## Aim of the task
Pull out every line from the listing that has the word "目标集中".

Data entries:
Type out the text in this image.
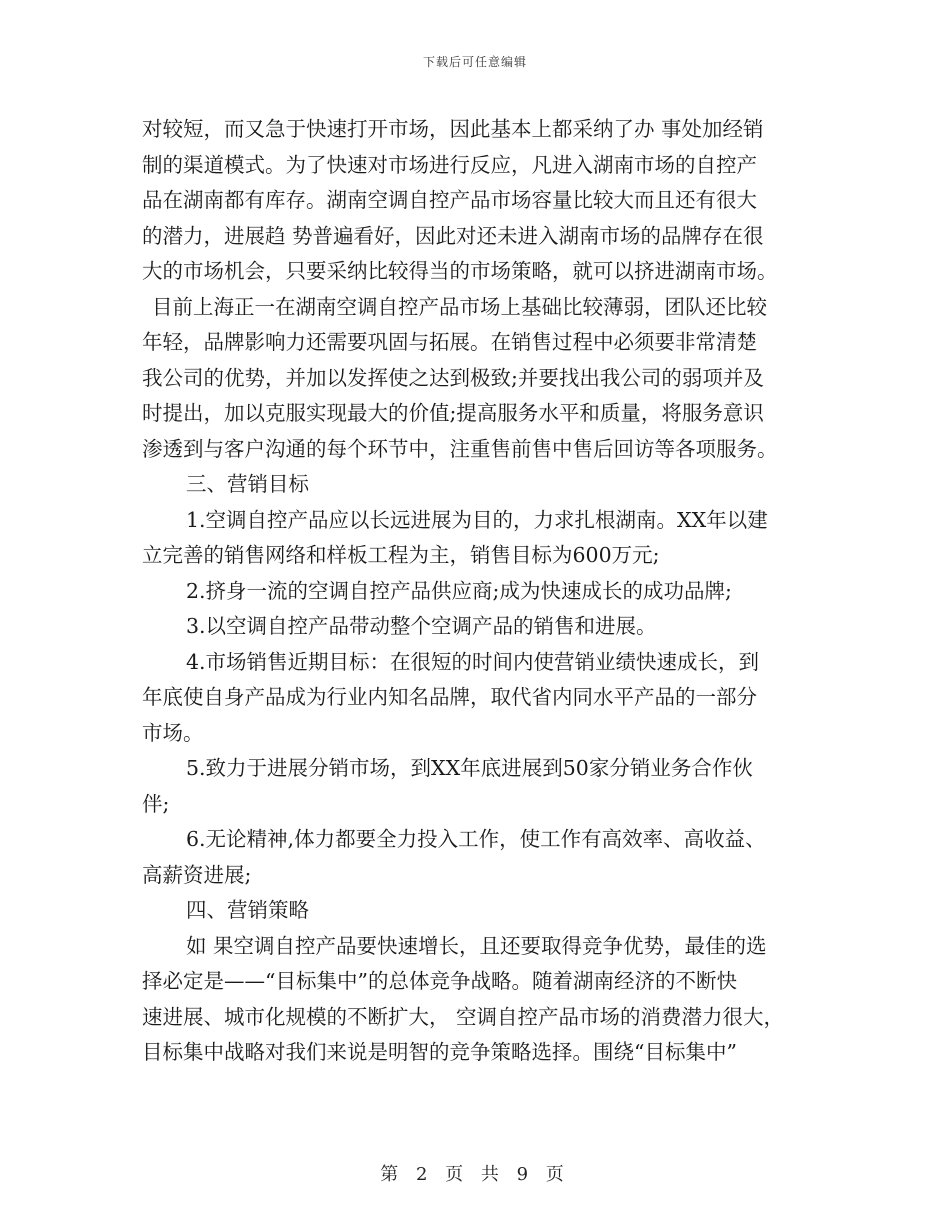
下载后可任意编辑
对较短，而又急于快速打开市场，因此基本上都采纳了办 事处加经销
制的渠道模式。为了快速对市场进行反应，凡进入湖南市场的自控产
品在湖南都有库存。湖南空调自控产品市场容量比较大而且还有很大
的潜力，进展趋 势普遍看好，因此对还未进入湖南市场的品牌存在很
大的市场机会，只要采纳比较得当的市场策略，就可以挤进湖南市场。
目前上海正一在湖南空调自控产品市场上基础比较薄弱，团队还比较
年轻，品牌影响力还需要巩固与拓展。在销售过程中必须要非常清楚
我公司的优势，并加以发挥使之达到极致;并要找出我公司的弱项并及
时提出，加以克服实现最大的价值;提高服务水平和质量，将服务意识
渗透到与客户沟通的每个环节中，注重售前售中售后回访等各项服务。
三、营销目标
1.空调自控产品应以长远进展为目的，力求扎根湖南。XX年以建
立完善的销售网络和样板工程为主，销售目标为600万元;
2.挤身一流的空调自控产品供应商;成为快速成长的成功品牌;
3.以空调自控产品带动整个空调产品的销售和进展。
4.市场销售近期目标：在很短的时间内使营销业绩快速成长，到
年底使自身产品成为行业内知名品牌，取代省内同水平产品的一部分
市场。
5.致力于进展分销市场，到XX年底进展到50家分销业务合作伙
伴;
6.无论精神,体力都要全力投入工作，使工作有高效率、高收益、
高薪资进展;
四、营销策略
如 果空调自控产品要快速增长，且还要取得竞争优势，最佳的选
择必定是——“目标集中”的总体竞争战略。随着湖南经济的不断快
速进展、城市化规模的不断扩大， 空调自控产品市场的消费潜力很大，
目标集中战略对我们来说是明智的竞争策略选择。围绕“目标集中”
第 2 页 共 9 页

## The result
择必定是——“目标集中”的总体竞争战略。随着湖南经济的不断快
目标集中战略对我们来说是明智的竞争策略选择。围绕“目标集中”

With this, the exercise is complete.